▼
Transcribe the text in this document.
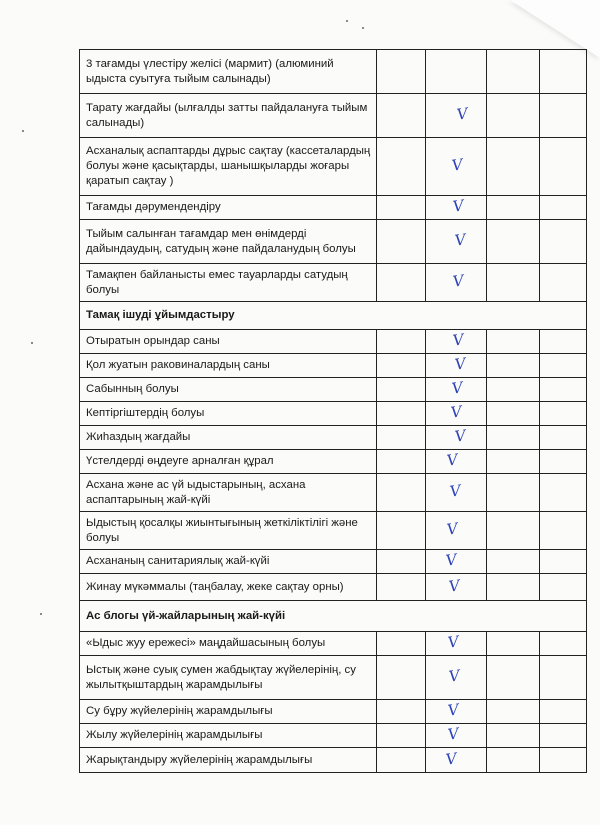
3 тағамды үлестіру желісі (мармит) (алюминий ыдыста суытуға тыйым салынады)				
Тарату жағдайы (ылғалды затты пайдалануға тыйым салынады)		V		
Асханалық аспаптарды дұрыс сақтау (кассеталардың болуы және қасықтарды, шанышқыларды жоғары қаратып сақтау )		V		
Тағамды дәрумендендіру		V		
Тыйым салынған тағамдар мен өнімдерді дайындаудың, сатудың және пайдаланудың болуы		V		
Тамақпен байланысты емес тауарларды сатудың болуы		V		
Тамақ ішуді ұйымдастыру				
Отыратын орындар саны		V		
Қол жуатын раковиналардың саны		V		
Сабынның болуы		V		
Кептіргіштердің болуы		V		
Жиһаздың жағдайы		V		
Үстелдерді өңдеуге арналған құрал		V		
Асхана және ас үй ыдыстарының, асхана аспаптарының жай-күйі		V		
Ыдыстың қосалқы жиынтығының жеткіліктілігі және болуы		V		
Асхананың санитариялық жай-күйі		V		
Жинау мүкәммалы (таңбалау, жеке сақтау орны)		V		
Ас блогы үй-жайларының жай-күйі				
«Ыдыс жуу ережесі» маңдайшасының болуы		V		
Ыстық және суық сумен жабдықтау жүйелерінің, су жылытқыштардың жарамдылығы		V		
Су бұру жүйелерінің жарамдылығы		V		
Жылу жүйелерінің жарамдылығы		V		
Жарықтандыру жүйелерінің жарамдылығы		V		
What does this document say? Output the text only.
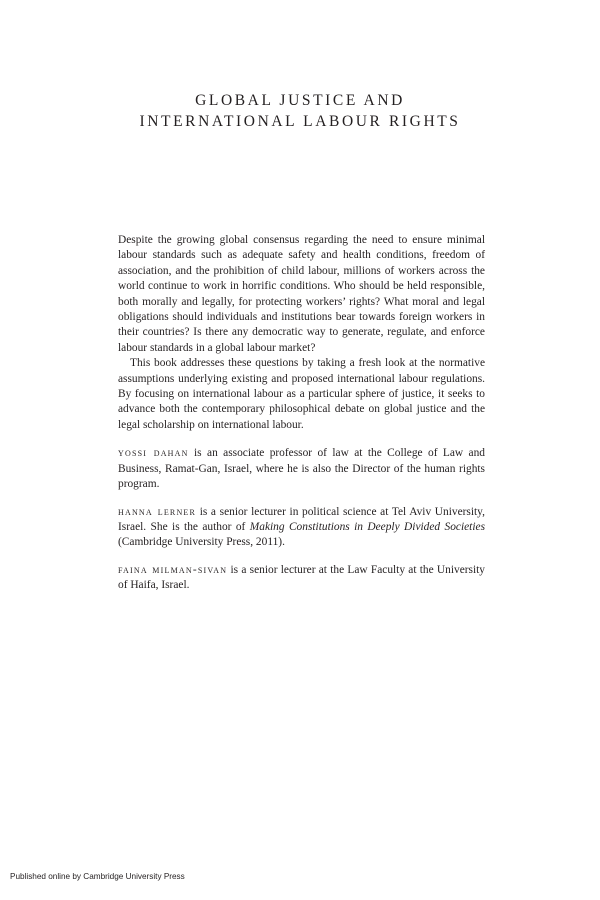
GLOBAL JUSTICE AND
INTERNATIONAL LABOUR RIGHTS

Despite the growing global consensus regarding the need to ensure minimal labour standards such as adequate safety and health conditions, freedom of association, and the prohibition of child labour, millions of workers across the world continue to work in horrific conditions. Who should be held responsible, both morally and legally, for protecting workers’ rights? What moral and legal obligations should individuals and institutions bear towards foreign workers in their countries? Is there any democratic way to generate, regulate, and enforce labour standards in a global labour market?

This book addresses these questions by taking a fresh look at the normative assumptions underlying existing and proposed international labour regulations. By focusing on international labour as a particular sphere of justice, it seeks to advance both the contemporary philosophical debate on global justice and the legal scholarship on international labour.

yossi dahan is an associate professor of law at the College of Law and Business, Ramat-Gan, Israel, where he is also the Director of the human rights program.

hanna lerner is a senior lecturer in political science at Tel Aviv University, Israel. She is the author of Making Constitutions in Deeply Divided Societies (Cambridge University Press, 2011).

faina milman-sivan is a senior lecturer at the Law Faculty at the University of Haifa, Israel.

Published online by Cambridge University Press
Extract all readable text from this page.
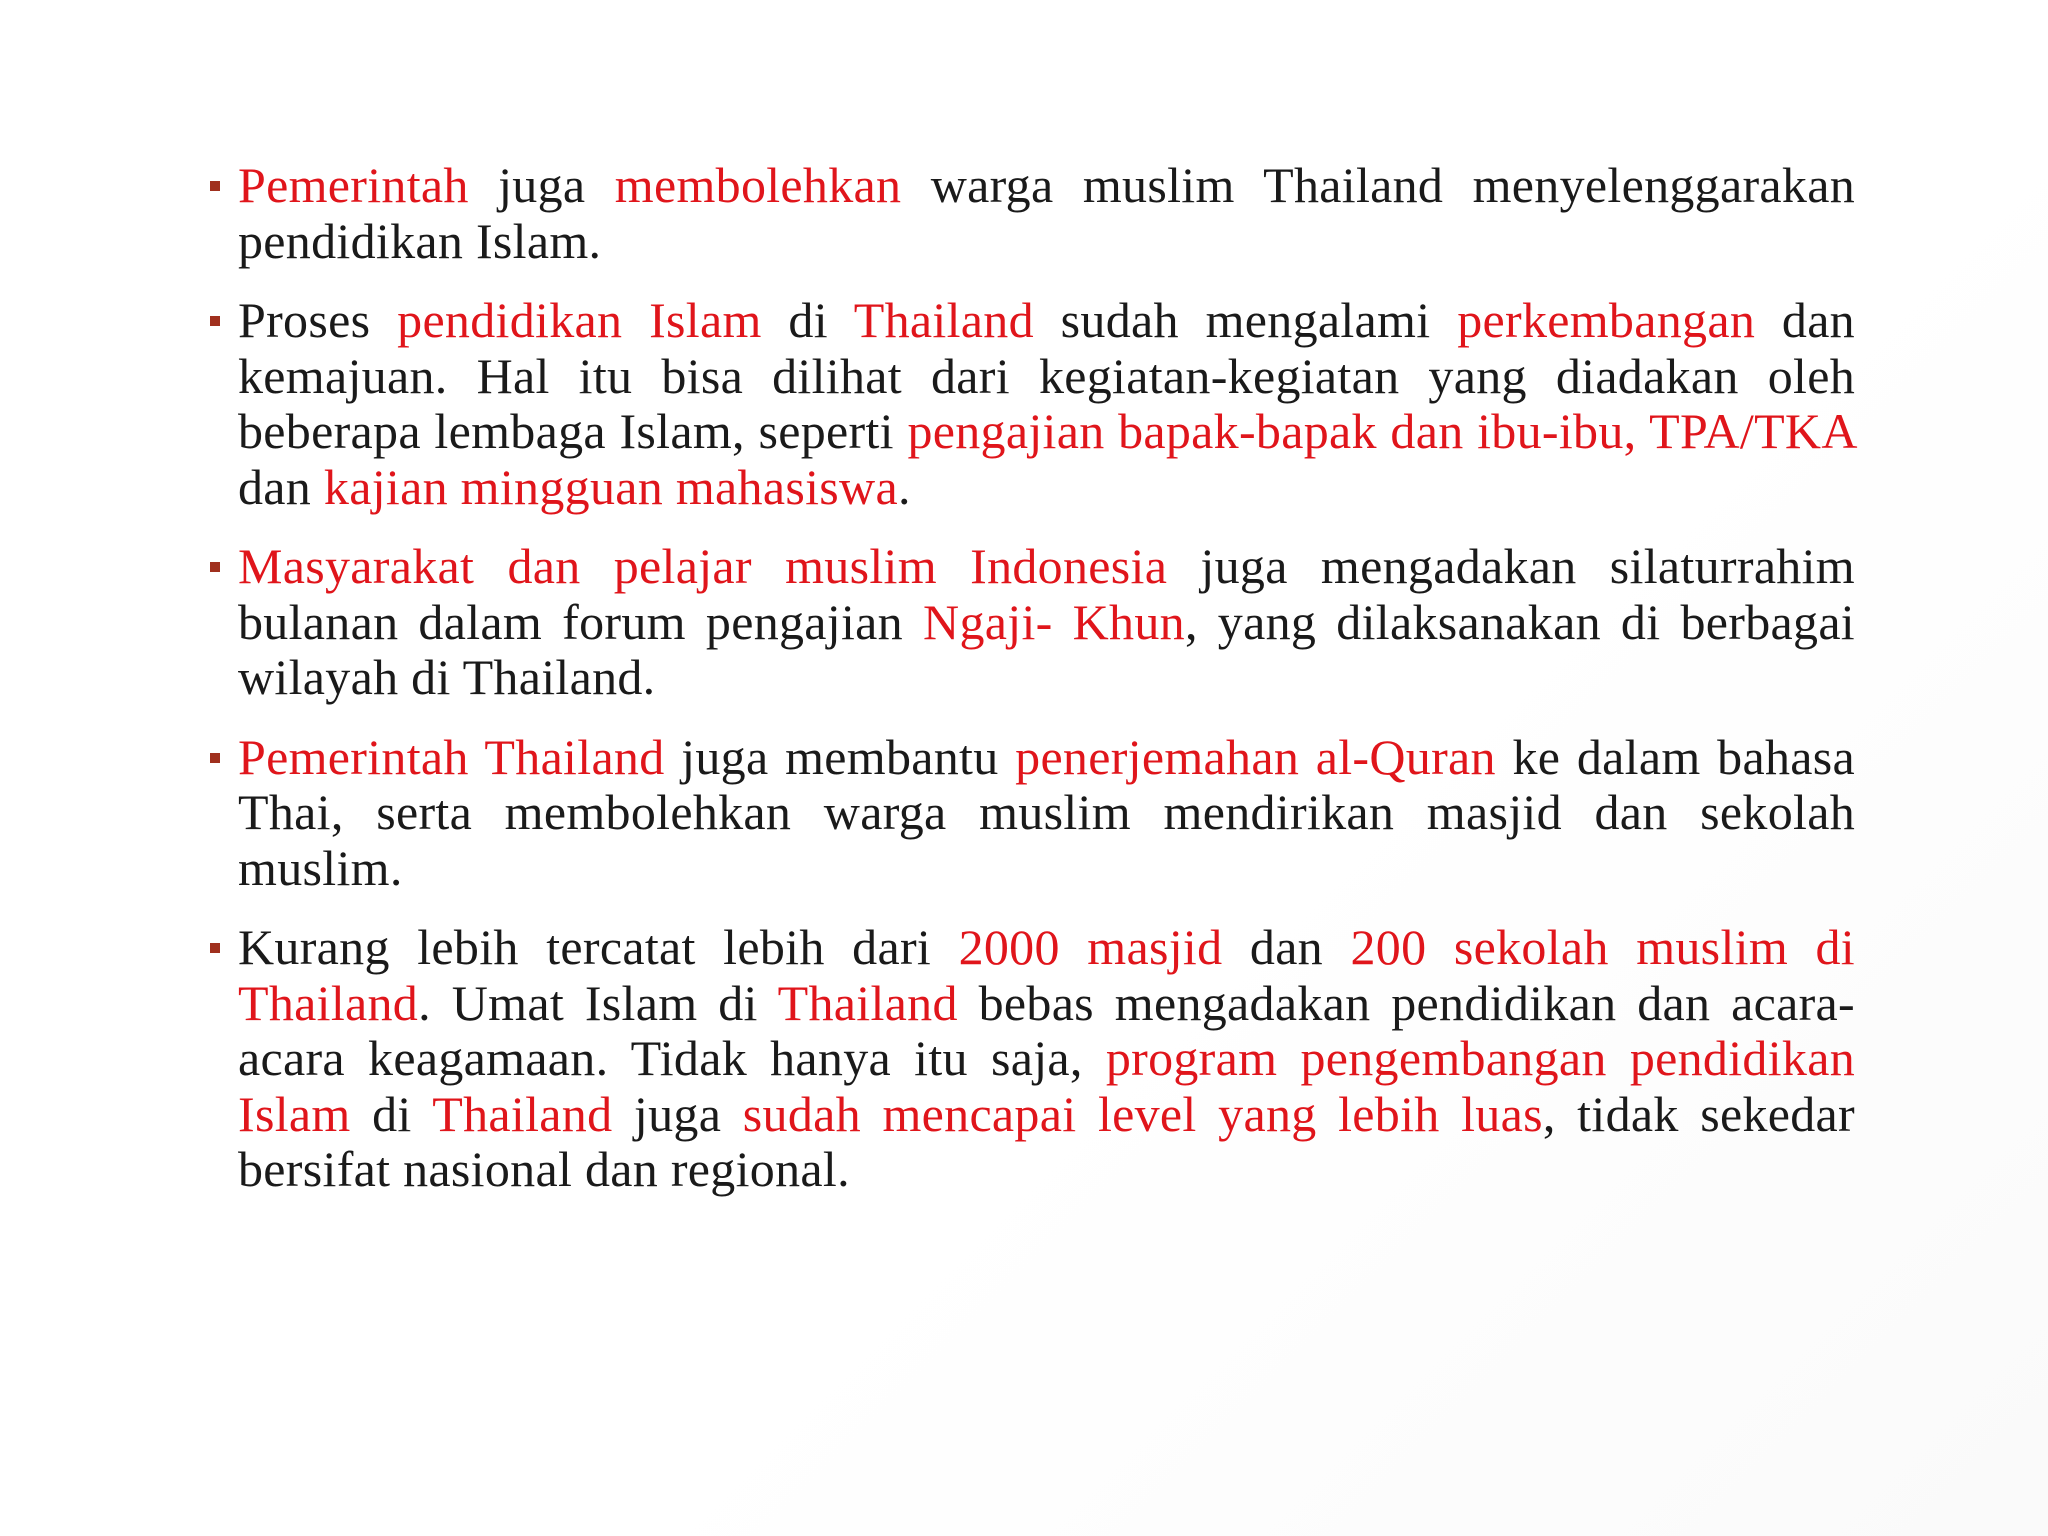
Pemerintah juga membolehkan warga muslim Thailand menyelenggarakan pendidikan Islam.
Proses pendidikan Islam di Thailand sudah mengalami perkembangan dan kemajuan. Hal itu bisa dilihat dari kegiatan-kegiatan yang diadakan oleh beberapa lembaga Islam, seperti pengajian bapak-bapak dan ibu-ibu, TPA/TKA dan kajian mingguan mahasiswa.
Masyarakat dan pelajar muslim Indonesia juga mengadakan silaturrahim bulanan dalam forum pengajian Ngaji- Khun, yang dilaksanakan di berbagai wilayah di Thailand.
Pemerintah Thailand juga membantu penerjemahan al-Quran ke dalam bahasa Thai, serta membolehkan warga muslim mendirikan masjid dan sekolah muslim.
Kurang lebih tercatat lebih dari 2000 masjid dan 200 sekolah muslim di Thailand. Umat Islam di Thailand bebas mengadakan pendidikan dan acara-acara keagamaan. Tidak hanya itu saja, program pengembangan pendidikan Islam di Thailand juga sudah mencapai level yang lebih luas, tidak sekedar bersifat nasional dan regional.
▲
Reproduce each record above by retyping it exactly; omit all images.

SOLVED PROBLEM =
Transcribe the text in this document.
3 тағамды үлестіру желісі (мармит) (алюминий ыдыста суытуға тыйым салынады)				
Тарату жағдайы (ылғалды затты пайдалануға тыйым салынады)		V		
Асханалық аспаптарды дұрыс сақтау (кассеталардың болуы және қасықтарды, шанышқыларды жоғары қаратып сақтау )		V		
Тағамды дәрумендендіру		V		
Тыйым салынған тағамдар мен өнімдерді дайындаудың, сатудың және пайдаланудың болуы		V		
Тамақпен байланысты емес тауарларды сатудың болуы		V		
Тамақ ішуді ұйымдастыру				
Отыратын орындар саны		V		
Қол жуатын раковиналардың саны		V		
Сабынның болуы		V		
Кептіргіштердің болуы		V		
Жиһаздың жағдайы		V		
Үстелдерді өңдеуге арналған құрал		V		
Асхана және ас үй ыдыстарының, асхана аспаптарының жай-күйі		V		
Ыдыстың қосалқы жиынтығының жеткіліктілігі және болуы		V		
Асхананың санитариялық жай-күйі		V		
Жинау мүкәммалы (таңбалау, жеке сақтау орны)		V		
Ас блогы үй-жайларының жай-күйі				
«Ыдыс жуу ережесі» маңдайшасының болуы		V		
Ыстық және суық сумен жабдықтау жүйелерінің, су жылытқыштардың жарамдылығы		V		
Су бұру жүйелерінің жарамдылығы		V		
Жылу жүйелерінің жарамдылығы		V		
Жарықтандыру жүйелерінің жарамдылығы		V		
What does this document say? Output the text only.
GLOBAL JUSTICE AND
INTERNATIONAL LABOUR RIGHTS

Despite the growing global consensus regarding the need to ensure minimal labour standards such as adequate safety and health conditions, freedom of association, and the prohibition of child labour, millions of workers across the world continue to work in horrific conditions. Who should be held responsible, both morally and legally, for protecting workers’ rights? What moral and legal obligations should individuals and institutions bear towards foreign workers in their countries? Is there any democratic way to generate, regulate, and enforce labour standards in a global labour market?

This book addresses these questions by taking a fresh look at the normative assumptions underlying existing and proposed international labour regulations. By focusing on international labour as a particular sphere of justice, it seeks to advance both the contemporary philosophical debate on global justice and the legal scholarship on international labour.

yossi dahan is an associate professor of law at the College of Law and Business, Ramat-Gan, Israel, where he is also the Director of the human rights program.

hanna lerner is a senior lecturer in political science at Tel Aviv University, Israel. She is the author of Making Constitutions in Deeply Divided Societies (Cambridge University Press, 2011).

faina milman-sivan is a senior lecturer at the Law Faculty at the University of Haifa, Israel.

Published online by Cambridge University Press
Extract all readable text from this page.
Pemerintah juga membolehkan warga muslim Thailand menyelenggarakan pendidikan Islam.
Proses pendidikan Islam di Thailand sudah mengalami perkembangan dan kemajuan. Hal itu bisa dilihat dari kegiatan-kegiatan yang diadakan oleh beberapa lembaga Islam, seperti pengajian bapak-bapak dan ibu-ibu, TPA/TKA dan kajian mingguan mahasiswa.
Masyarakat dan pelajar muslim Indonesia juga mengadakan silaturrahim bulanan dalam forum pengajian Ngaji- Khun, yang dilaksanakan di berbagai wilayah di Thailand.
Pemerintah Thailand juga membantu penerjemahan al-Quran ke dalam bahasa Thai, serta membolehkan warga muslim mendirikan masjid dan sekolah muslim.
Kurang lebih tercatat lebih dari 2000 masjid dan 200 sekolah muslim di Thailand. Umat Islam di Thailand bebas mengadakan pendidikan dan acara-acara keagamaan. Tidak hanya itu saja, program pengembangan pendidikan Islam di Thailand juga sudah mencapai level yang lebih luas, tidak sekedar bersifat nasional dan regional.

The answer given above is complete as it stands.